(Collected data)
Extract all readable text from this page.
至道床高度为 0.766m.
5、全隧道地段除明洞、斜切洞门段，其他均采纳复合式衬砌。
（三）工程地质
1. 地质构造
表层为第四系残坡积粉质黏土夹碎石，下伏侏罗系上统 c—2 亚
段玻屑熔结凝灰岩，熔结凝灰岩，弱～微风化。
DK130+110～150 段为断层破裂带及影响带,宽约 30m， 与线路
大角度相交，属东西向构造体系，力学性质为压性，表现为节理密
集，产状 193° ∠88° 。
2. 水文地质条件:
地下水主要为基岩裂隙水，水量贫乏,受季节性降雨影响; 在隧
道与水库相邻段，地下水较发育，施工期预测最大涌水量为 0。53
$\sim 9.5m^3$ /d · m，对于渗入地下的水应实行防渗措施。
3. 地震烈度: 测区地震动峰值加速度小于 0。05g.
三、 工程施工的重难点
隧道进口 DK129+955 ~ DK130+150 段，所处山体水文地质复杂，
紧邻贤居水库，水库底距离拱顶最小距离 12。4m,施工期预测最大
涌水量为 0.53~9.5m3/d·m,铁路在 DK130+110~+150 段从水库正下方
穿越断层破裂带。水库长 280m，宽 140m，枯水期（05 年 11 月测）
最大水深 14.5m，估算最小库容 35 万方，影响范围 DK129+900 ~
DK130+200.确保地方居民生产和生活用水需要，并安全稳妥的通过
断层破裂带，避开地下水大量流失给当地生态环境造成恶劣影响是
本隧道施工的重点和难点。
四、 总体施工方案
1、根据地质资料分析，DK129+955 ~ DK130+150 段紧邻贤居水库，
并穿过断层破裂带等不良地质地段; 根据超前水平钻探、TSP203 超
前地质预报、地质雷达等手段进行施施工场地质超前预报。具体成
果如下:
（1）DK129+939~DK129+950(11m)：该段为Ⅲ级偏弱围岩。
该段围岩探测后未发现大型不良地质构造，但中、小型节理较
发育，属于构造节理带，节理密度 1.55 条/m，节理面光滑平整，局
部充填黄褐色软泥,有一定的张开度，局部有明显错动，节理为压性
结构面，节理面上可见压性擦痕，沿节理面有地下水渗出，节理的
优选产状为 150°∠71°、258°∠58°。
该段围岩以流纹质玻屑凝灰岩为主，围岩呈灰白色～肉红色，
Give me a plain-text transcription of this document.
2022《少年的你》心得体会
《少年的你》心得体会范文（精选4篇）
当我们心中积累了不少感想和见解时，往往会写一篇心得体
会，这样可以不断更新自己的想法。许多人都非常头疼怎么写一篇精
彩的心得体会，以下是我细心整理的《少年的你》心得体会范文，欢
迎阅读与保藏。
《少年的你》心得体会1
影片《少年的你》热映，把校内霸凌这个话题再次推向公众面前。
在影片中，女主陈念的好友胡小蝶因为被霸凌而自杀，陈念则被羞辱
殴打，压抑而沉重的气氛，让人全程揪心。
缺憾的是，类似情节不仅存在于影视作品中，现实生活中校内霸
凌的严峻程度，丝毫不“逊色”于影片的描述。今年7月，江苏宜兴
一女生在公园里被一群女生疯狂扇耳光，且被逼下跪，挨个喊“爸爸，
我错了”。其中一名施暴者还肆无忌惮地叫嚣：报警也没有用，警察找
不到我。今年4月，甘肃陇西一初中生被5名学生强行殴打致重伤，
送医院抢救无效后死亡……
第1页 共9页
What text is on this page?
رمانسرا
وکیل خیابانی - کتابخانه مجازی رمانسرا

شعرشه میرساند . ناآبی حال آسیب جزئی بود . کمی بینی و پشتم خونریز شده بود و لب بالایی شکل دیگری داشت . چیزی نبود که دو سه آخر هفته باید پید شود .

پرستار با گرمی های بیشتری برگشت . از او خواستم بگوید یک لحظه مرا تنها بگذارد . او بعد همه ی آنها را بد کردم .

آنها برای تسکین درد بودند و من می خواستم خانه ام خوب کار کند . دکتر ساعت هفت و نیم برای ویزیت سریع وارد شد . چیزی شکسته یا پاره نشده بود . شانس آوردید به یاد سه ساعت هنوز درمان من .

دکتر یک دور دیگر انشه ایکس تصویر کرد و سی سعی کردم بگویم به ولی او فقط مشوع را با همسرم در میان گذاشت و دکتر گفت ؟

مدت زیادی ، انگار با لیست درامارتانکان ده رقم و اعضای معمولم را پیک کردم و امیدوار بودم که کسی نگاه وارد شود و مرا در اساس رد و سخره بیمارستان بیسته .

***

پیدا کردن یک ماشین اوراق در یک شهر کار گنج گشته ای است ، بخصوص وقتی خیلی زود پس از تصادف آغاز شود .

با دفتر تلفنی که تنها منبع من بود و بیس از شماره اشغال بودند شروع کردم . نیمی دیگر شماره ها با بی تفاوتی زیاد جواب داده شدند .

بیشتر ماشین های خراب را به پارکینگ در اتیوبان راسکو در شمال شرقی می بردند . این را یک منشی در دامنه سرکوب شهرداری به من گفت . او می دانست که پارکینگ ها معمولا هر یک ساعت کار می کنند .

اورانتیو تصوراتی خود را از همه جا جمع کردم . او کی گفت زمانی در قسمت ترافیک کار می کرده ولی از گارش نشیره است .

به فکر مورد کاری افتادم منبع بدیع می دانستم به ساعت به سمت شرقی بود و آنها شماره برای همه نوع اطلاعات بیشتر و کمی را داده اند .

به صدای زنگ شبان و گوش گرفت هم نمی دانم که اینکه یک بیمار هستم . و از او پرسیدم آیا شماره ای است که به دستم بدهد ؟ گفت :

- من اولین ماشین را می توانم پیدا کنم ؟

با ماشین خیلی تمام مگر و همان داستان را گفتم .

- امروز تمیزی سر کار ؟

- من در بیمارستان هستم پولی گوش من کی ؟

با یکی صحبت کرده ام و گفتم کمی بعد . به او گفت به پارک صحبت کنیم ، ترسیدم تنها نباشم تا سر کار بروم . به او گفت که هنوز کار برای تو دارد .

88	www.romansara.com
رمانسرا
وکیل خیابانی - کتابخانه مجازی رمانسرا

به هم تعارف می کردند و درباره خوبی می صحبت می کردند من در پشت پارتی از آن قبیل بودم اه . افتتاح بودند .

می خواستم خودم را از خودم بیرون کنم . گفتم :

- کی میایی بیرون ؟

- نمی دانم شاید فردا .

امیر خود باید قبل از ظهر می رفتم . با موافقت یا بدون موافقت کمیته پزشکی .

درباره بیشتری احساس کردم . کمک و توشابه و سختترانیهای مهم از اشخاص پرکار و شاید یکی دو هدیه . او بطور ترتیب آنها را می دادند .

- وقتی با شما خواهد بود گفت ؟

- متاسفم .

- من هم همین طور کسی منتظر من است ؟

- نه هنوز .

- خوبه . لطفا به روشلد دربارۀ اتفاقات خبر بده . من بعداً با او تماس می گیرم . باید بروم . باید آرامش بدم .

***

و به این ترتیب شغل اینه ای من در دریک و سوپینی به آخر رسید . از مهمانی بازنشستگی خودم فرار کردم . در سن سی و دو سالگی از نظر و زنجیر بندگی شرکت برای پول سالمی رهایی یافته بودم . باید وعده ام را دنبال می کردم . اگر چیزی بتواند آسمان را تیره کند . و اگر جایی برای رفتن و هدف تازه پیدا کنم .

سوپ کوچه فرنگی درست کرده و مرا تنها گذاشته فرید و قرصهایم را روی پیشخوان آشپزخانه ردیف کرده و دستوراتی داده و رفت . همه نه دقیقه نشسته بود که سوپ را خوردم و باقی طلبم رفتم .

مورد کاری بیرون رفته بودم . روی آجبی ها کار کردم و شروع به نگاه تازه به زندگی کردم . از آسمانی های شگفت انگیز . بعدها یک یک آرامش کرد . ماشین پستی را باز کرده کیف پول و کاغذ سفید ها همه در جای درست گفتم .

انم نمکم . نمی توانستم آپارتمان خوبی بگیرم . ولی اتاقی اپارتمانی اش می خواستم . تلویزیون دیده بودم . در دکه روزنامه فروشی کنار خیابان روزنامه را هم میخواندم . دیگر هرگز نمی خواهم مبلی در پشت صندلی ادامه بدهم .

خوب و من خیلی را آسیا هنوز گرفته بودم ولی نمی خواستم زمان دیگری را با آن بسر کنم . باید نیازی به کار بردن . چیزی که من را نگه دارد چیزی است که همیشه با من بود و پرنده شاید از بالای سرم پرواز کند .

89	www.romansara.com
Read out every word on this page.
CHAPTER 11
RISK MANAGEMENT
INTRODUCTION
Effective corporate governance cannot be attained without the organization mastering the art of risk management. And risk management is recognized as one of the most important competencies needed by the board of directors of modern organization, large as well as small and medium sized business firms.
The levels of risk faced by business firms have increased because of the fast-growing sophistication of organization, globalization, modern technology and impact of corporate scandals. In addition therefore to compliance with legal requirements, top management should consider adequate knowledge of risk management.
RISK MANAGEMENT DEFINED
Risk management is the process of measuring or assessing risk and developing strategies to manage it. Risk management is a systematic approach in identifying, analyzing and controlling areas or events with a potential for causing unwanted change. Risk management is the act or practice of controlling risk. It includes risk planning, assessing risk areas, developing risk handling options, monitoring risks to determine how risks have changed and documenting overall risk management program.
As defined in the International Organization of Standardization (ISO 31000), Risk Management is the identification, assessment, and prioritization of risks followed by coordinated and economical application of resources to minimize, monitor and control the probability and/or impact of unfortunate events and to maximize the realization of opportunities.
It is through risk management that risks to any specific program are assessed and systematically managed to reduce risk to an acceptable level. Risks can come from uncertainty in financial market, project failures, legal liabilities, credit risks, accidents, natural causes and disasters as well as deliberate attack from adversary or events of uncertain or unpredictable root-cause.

WORK TO DO: Show all lines in the entries above where the word "text" appears.

SOLUTION FOR THIS EXERCISE:
Extract all readable text from this page.
Give me a plain-text transcription of this document.
What text is on this page?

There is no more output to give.